-- Stated problem --
Please write the listing below out again exactly, leaving every picture behind.

** Start Records supplied **

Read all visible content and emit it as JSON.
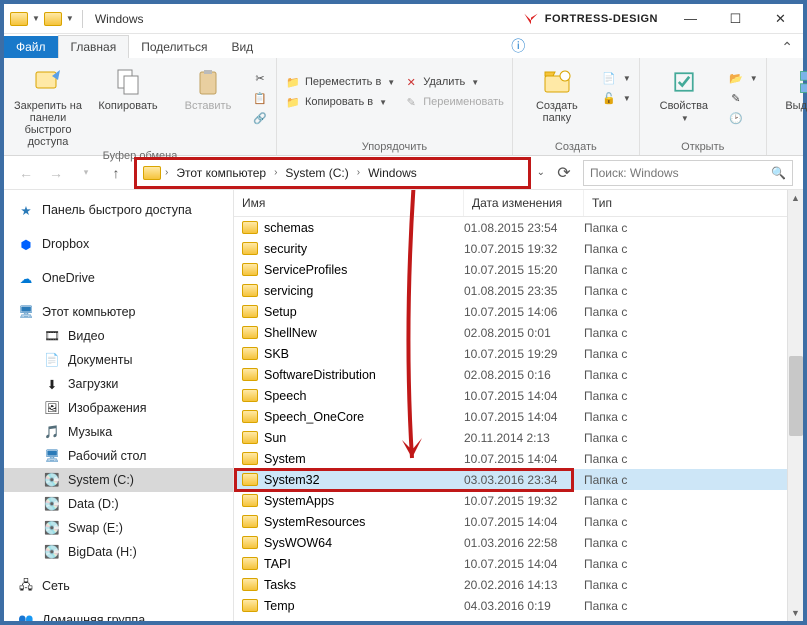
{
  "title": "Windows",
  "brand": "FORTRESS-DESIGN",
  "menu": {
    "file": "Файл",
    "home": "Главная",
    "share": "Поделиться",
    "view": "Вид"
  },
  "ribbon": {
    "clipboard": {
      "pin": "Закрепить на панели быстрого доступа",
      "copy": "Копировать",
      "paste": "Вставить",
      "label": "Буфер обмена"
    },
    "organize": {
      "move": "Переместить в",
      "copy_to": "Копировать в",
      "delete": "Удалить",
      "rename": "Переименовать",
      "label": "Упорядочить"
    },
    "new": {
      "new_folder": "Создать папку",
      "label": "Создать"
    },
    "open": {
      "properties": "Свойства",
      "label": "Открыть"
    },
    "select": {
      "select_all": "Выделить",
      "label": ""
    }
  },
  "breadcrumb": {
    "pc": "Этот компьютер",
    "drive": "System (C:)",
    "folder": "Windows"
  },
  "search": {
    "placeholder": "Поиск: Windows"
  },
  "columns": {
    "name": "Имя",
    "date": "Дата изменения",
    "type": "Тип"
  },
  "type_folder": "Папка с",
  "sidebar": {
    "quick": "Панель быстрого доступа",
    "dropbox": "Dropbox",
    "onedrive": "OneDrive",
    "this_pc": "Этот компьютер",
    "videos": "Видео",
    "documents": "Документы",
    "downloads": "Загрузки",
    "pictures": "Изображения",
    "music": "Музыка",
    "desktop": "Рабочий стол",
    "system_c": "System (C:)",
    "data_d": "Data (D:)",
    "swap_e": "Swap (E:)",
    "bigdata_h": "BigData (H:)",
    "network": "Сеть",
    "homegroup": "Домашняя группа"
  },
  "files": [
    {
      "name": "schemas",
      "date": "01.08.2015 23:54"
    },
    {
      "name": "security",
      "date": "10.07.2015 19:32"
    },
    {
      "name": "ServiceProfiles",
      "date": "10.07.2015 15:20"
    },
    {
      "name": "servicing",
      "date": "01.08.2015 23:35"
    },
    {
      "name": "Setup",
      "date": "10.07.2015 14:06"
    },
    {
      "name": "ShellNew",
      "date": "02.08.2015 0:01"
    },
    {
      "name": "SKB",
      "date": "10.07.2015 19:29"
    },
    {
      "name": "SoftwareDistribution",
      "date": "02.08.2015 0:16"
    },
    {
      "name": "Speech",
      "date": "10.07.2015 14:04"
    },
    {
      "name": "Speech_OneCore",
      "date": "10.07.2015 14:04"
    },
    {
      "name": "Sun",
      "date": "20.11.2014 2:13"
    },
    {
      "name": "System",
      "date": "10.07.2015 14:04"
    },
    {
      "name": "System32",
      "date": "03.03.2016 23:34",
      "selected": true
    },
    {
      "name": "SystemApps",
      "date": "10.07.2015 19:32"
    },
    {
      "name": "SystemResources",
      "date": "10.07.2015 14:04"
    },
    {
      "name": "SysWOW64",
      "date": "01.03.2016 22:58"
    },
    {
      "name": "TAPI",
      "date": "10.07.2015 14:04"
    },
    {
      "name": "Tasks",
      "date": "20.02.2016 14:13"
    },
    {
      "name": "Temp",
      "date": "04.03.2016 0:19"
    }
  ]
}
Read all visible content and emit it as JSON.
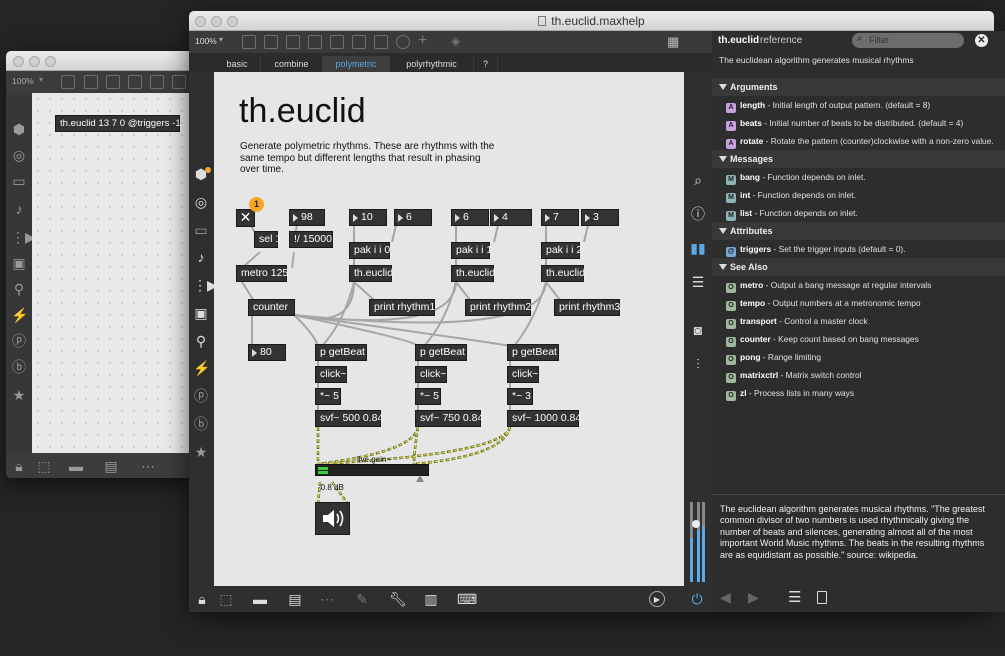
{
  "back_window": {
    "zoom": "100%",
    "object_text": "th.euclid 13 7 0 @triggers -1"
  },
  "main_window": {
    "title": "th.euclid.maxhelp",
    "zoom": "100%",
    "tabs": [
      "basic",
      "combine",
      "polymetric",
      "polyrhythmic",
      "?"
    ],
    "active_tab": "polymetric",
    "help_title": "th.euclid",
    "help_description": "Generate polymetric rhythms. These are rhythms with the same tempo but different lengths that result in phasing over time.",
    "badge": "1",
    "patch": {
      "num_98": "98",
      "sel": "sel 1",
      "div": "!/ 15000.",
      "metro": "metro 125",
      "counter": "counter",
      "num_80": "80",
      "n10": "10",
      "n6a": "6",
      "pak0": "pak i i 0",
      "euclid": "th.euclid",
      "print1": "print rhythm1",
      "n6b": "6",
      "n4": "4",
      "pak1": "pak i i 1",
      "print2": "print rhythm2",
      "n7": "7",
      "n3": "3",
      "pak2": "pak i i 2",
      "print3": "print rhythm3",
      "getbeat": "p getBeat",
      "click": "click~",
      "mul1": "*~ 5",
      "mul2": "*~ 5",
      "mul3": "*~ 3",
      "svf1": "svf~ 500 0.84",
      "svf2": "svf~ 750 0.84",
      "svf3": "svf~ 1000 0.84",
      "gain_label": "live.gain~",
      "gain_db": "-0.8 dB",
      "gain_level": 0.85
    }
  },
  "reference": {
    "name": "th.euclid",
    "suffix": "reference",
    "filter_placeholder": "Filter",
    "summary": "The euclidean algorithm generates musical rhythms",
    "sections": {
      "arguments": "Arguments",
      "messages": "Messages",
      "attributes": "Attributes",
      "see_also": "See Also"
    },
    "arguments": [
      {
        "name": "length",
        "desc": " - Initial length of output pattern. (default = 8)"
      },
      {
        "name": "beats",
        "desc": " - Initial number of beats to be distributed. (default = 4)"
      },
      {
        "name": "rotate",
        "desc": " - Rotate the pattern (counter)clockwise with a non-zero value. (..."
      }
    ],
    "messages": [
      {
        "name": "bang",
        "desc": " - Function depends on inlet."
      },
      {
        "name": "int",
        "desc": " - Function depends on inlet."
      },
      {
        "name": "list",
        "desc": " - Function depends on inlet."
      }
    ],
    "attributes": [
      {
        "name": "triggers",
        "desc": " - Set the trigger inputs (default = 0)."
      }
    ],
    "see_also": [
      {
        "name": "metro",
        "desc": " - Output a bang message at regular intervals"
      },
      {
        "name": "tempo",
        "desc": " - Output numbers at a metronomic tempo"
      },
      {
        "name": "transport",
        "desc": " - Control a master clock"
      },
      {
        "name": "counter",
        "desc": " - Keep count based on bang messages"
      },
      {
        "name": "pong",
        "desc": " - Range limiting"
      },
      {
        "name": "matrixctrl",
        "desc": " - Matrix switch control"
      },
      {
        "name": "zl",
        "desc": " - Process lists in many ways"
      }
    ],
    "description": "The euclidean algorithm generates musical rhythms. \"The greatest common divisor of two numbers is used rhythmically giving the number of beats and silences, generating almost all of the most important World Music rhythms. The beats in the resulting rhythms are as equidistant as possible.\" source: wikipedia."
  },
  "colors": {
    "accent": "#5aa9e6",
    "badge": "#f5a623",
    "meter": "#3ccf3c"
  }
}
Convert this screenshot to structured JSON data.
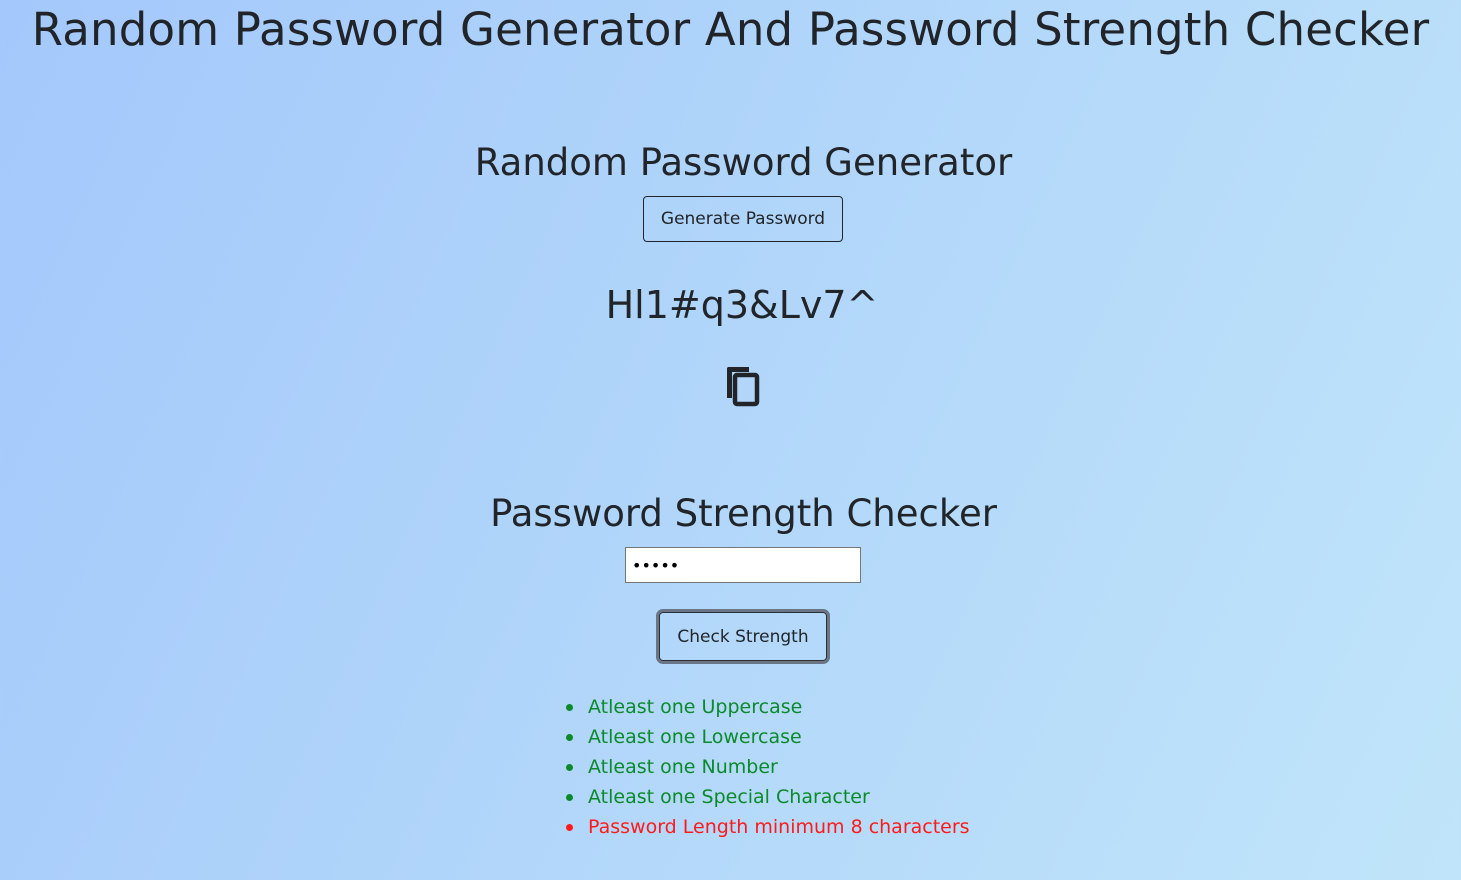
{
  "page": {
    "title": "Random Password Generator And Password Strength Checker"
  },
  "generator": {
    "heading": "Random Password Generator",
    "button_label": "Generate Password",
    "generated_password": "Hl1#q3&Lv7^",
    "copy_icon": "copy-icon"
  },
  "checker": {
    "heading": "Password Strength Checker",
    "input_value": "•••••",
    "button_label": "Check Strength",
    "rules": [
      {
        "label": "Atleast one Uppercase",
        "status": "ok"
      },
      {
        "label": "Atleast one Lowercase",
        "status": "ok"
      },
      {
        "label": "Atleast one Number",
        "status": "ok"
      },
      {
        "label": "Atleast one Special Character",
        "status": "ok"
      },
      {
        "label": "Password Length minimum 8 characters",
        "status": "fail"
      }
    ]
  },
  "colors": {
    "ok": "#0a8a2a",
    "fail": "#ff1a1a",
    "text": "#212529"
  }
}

** End Records supplied **

-- Result for this task --
Read all visible content and emit it as JSON.
{
  "title": "Windows",
  "brand": "FORTRESS-DESIGN",
  "menu": {
    "file": "Файл",
    "home": "Главная",
    "share": "Поделиться",
    "view": "Вид"
  },
  "ribbon": {
    "clipboard": {
      "pin": "Закрепить на панели быстрого доступа",
      "copy": "Копировать",
      "paste": "Вставить",
      "label": "Буфер обмена"
    },
    "organize": {
      "move": "Переместить в",
      "copy_to": "Копировать в",
      "delete": "Удалить",
      "rename": "Переименовать",
      "label": "Упорядочить"
    },
    "new": {
      "new_folder": "Создать папку",
      "label": "Создать"
    },
    "open": {
      "properties": "Свойства",
      "label": "Открыть"
    },
    "select": {
      "select_all": "Выделить",
      "label": ""
    }
  },
  "breadcrumb": {
    "pc": "Этот компьютер",
    "drive": "System (C:)",
    "folder": "Windows"
  },
  "search": {
    "placeholder": "Поиск: Windows"
  },
  "columns": {
    "name": "Имя",
    "date": "Дата изменения",
    "type": "Тип"
  },
  "type_folder": "Папка с",
  "sidebar": {
    "quick": "Панель быстрого доступа",
    "dropbox": "Dropbox",
    "onedrive": "OneDrive",
    "this_pc": "Этот компьютер",
    "videos": "Видео",
    "documents": "Документы",
    "downloads": "Загрузки",
    "pictures": "Изображения",
    "music": "Музыка",
    "desktop": "Рабочий стол",
    "system_c": "System (C:)",
    "data_d": "Data (D:)",
    "swap_e": "Swap (E:)",
    "bigdata_h": "BigData (H:)",
    "network": "Сеть",
    "homegroup": "Домашняя группа"
  },
  "files": [
    {
      "name": "schemas",
      "date": "01.08.2015 23:54"
    },
    {
      "name": "security",
      "date": "10.07.2015 19:32"
    },
    {
      "name": "ServiceProfiles",
      "date": "10.07.2015 15:20"
    },
    {
      "name": "servicing",
      "date": "01.08.2015 23:35"
    },
    {
      "name": "Setup",
      "date": "10.07.2015 14:06"
    },
    {
      "name": "ShellNew",
      "date": "02.08.2015 0:01"
    },
    {
      "name": "SKB",
      "date": "10.07.2015 19:29"
    },
    {
      "name": "SoftwareDistribution",
      "date": "02.08.2015 0:16"
    },
    {
      "name": "Speech",
      "date": "10.07.2015 14:04"
    },
    {
      "name": "Speech_OneCore",
      "date": "10.07.2015 14:04"
    },
    {
      "name": "Sun",
      "date": "20.11.2014 2:13"
    },
    {
      "name": "System",
      "date": "10.07.2015 14:04"
    },
    {
      "name": "System32",
      "date": "03.03.2016 23:34",
      "selected": true
    },
    {
      "name": "SystemApps",
      "date": "10.07.2015 19:32"
    },
    {
      "name": "SystemResources",
      "date": "10.07.2015 14:04"
    },
    {
      "name": "SysWOW64",
      "date": "01.03.2016 22:58"
    },
    {
      "name": "TAPI",
      "date": "10.07.2015 14:04"
    },
    {
      "name": "Tasks",
      "date": "20.02.2016 14:13"
    },
    {
      "name": "Temp",
      "date": "04.03.2016 0:19"
    }
  ]
}
Read all visible content and emit it as JSON.
{
  "back_window": {
    "zoom": "100%",
    "object_text": "th.euclid 13 7 0 @triggers -1"
  },
  "main_window": {
    "title": "th.euclid.maxhelp",
    "zoom": "100%",
    "tabs": [
      "basic",
      "combine",
      "polymetric",
      "polyrhythmic",
      "?"
    ],
    "active_tab": "polymetric",
    "help_title": "th.euclid",
    "help_description": "Generate polymetric rhythms. These are rhythms with the same tempo but different lengths that result in phasing over time.",
    "badge": "1",
    "patch": {
      "num_98": "98",
      "sel": "sel 1",
      "div": "!/ 15000.",
      "metro": "metro 125",
      "counter": "counter",
      "num_80": "80",
      "n10": "10",
      "n6a": "6",
      "pak0": "pak i i 0",
      "euclid": "th.euclid",
      "print1": "print rhythm1",
      "n6b": "6",
      "n4": "4",
      "pak1": "pak i i 1",
      "print2": "print rhythm2",
      "n7": "7",
      "n3": "3",
      "pak2": "pak i i 2",
      "print3": "print rhythm3",
      "getbeat": "p getBeat",
      "click": "click~",
      "mul1": "*~ 5",
      "mul2": "*~ 5",
      "mul3": "*~ 3",
      "svf1": "svf~ 500 0.84",
      "svf2": "svf~ 750 0.84",
      "svf3": "svf~ 1000 0.84",
      "gain_label": "live.gain~",
      "gain_db": "-0.8 dB",
      "gain_level": 0.85
    }
  },
  "reference": {
    "name": "th.euclid",
    "suffix": "reference",
    "filter_placeholder": "Filter",
    "summary": "The euclidean algorithm generates musical rhythms",
    "sections": {
      "arguments": "Arguments",
      "messages": "Messages",
      "attributes": "Attributes",
      "see_also": "See Also"
    },
    "arguments": [
      {
        "name": "length",
        "desc": " - Initial length of output pattern. (default = 8)"
      },
      {
        "name": "beats",
        "desc": " - Initial number of beats to be distributed. (default = 4)"
      },
      {
        "name": "rotate",
        "desc": " - Rotate the pattern (counter)clockwise with a non-zero value. (..."
      }
    ],
    "messages": [
      {
        "name": "bang",
        "desc": " - Function depends on inlet."
      },
      {
        "name": "int",
        "desc": " - Function depends on inlet."
      },
      {
        "name": "list",
        "desc": " - Function depends on inlet."
      }
    ],
    "attributes": [
      {
        "name": "triggers",
        "desc": " - Set the trigger inputs (default = 0)."
      }
    ],
    "see_also": [
      {
        "name": "metro",
        "desc": " - Output a bang message at regular intervals"
      },
      {
        "name": "tempo",
        "desc": " - Output numbers at a metronomic tempo"
      },
      {
        "name": "transport",
        "desc": " - Control a master clock"
      },
      {
        "name": "counter",
        "desc": " - Keep count based on bang messages"
      },
      {
        "name": "pong",
        "desc": " - Range limiting"
      },
      {
        "name": "matrixctrl",
        "desc": " - Matrix switch control"
      },
      {
        "name": "zl",
        "desc": " - Process lists in many ways"
      }
    ],
    "description": "The euclidean algorithm generates musical rhythms. \"The greatest common divisor of two numbers is used rhythmically giving the number of beats and silences, generating almost all of the most important World Music rhythms. The beats in the resulting rhythms are as equidistant as possible.\" source: wikipedia."
  },
  "colors": {
    "accent": "#5aa9e6",
    "badge": "#f5a623",
    "meter": "#3ccf3c"
  }
}
Convert this screenshot to structured JSON data.
{
  "page": {
    "title": "Random Password Generator And Password Strength Checker"
  },
  "generator": {
    "heading": "Random Password Generator",
    "button_label": "Generate Password",
    "generated_password": "Hl1#q3&Lv7^",
    "copy_icon": "copy-icon"
  },
  "checker": {
    "heading": "Password Strength Checker",
    "input_value": "•••••",
    "button_label": "Check Strength",
    "rules": [
      {
        "label": "Atleast one Uppercase",
        "status": "ok"
      },
      {
        "label": "Atleast one Lowercase",
        "status": "ok"
      },
      {
        "label": "Atleast one Number",
        "status": "ok"
      },
      {
        "label": "Atleast one Special Character",
        "status": "ok"
      },
      {
        "label": "Password Length minimum 8 characters",
        "status": "fail"
      }
    ]
  },
  "colors": {
    "ok": "#0a8a2a",
    "fail": "#ff1a1a",
    "text": "#212529"
  }
}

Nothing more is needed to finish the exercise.